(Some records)
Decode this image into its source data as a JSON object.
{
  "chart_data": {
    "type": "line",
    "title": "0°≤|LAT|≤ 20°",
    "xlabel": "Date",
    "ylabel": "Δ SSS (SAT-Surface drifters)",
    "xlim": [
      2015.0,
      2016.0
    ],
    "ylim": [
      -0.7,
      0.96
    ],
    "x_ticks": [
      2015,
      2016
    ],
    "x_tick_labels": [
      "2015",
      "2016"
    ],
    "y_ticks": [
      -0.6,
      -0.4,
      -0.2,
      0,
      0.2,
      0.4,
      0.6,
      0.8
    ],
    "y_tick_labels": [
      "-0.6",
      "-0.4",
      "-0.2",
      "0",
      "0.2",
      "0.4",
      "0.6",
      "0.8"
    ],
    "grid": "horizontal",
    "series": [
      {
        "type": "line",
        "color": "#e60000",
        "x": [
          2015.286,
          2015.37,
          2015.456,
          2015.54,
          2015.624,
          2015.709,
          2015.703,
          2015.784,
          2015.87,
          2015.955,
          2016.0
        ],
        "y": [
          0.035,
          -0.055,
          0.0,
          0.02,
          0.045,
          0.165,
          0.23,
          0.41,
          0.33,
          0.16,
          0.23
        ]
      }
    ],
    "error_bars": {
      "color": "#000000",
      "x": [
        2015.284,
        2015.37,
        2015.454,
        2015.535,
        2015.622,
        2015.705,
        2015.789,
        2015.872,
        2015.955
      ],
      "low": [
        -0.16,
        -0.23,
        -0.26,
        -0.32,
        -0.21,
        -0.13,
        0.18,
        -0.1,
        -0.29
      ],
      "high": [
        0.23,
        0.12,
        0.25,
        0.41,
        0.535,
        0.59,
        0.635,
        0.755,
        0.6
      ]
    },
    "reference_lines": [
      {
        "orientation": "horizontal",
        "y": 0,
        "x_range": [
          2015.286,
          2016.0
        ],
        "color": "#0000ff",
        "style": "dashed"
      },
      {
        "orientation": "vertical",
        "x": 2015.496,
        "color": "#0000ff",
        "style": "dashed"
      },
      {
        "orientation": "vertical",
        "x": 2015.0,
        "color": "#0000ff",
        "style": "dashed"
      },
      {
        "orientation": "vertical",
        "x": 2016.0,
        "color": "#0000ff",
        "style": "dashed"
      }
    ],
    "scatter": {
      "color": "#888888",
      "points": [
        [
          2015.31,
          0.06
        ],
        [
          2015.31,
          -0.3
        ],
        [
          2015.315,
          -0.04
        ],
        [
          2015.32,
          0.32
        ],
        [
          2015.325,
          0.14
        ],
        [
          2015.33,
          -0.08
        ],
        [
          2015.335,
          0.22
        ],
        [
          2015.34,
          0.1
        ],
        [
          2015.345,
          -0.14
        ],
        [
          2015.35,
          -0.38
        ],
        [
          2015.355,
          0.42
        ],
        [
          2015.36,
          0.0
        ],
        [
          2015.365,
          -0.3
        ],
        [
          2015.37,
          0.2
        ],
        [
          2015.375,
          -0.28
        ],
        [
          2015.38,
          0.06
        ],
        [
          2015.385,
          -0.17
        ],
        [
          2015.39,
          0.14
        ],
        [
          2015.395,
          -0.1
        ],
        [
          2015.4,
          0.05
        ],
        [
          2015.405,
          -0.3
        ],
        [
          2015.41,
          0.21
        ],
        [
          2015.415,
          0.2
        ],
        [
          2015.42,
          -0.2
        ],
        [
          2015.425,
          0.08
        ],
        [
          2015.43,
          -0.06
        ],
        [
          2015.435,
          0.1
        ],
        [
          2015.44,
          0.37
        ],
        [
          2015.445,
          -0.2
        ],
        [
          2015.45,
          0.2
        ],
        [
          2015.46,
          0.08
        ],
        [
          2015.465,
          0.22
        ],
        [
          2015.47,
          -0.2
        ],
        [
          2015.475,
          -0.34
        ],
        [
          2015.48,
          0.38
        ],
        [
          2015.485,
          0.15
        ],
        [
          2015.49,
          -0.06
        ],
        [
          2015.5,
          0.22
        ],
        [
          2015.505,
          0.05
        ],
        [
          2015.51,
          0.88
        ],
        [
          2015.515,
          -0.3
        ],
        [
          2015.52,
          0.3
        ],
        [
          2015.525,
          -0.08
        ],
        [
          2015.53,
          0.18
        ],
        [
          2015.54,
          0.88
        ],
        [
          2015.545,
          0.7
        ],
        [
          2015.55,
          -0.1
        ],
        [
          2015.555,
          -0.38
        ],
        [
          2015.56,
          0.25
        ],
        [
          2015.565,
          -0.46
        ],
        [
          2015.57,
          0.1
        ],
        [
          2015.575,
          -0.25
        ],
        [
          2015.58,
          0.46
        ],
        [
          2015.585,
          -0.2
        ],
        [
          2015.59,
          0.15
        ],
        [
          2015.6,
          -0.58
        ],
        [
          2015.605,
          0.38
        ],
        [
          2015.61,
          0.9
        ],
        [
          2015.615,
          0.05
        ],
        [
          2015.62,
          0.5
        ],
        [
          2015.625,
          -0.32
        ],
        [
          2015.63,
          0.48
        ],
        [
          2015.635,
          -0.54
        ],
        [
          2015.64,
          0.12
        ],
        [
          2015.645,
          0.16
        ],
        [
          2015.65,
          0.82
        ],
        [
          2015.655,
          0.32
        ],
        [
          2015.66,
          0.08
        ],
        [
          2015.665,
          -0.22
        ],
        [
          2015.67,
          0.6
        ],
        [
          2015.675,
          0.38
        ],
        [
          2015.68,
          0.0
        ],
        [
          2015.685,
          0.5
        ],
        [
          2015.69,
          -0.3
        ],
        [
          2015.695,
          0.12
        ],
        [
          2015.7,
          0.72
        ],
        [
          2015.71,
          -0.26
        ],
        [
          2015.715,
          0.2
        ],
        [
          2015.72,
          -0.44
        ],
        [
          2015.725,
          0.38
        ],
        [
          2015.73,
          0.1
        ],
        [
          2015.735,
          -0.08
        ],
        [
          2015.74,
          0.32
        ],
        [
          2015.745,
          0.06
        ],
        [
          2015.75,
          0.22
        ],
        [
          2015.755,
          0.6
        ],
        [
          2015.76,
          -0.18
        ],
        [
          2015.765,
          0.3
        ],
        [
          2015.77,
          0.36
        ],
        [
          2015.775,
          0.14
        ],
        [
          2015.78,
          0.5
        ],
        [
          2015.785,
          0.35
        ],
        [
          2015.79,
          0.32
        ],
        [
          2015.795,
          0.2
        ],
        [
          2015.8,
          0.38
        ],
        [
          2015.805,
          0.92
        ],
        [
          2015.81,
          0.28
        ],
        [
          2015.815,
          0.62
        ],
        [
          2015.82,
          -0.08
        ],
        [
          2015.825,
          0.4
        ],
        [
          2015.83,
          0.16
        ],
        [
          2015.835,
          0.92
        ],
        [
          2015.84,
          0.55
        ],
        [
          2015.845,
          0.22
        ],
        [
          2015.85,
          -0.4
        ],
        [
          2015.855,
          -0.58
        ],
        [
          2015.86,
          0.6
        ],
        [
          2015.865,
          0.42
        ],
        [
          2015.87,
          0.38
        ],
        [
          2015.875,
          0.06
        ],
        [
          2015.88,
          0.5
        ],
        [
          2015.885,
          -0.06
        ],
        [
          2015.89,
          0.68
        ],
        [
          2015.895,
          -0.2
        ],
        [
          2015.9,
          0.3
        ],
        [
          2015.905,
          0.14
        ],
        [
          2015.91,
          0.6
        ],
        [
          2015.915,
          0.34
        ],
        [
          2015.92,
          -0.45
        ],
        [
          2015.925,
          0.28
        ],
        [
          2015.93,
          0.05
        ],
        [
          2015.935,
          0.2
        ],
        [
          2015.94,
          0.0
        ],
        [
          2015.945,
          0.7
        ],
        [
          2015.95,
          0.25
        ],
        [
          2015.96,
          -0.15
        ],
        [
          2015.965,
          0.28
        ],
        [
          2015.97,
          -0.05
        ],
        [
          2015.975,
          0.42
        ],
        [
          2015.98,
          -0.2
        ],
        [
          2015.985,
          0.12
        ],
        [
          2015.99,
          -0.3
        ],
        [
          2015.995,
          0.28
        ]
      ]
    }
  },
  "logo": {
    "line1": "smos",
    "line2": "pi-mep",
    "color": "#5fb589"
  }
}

▸ TASK TO CARRY OUT
Return every line holding the word "horizontal" from the records.

▸ EXPECTED OUTPUT
    "grid": "horizontal",
        "orientation": "horizontal",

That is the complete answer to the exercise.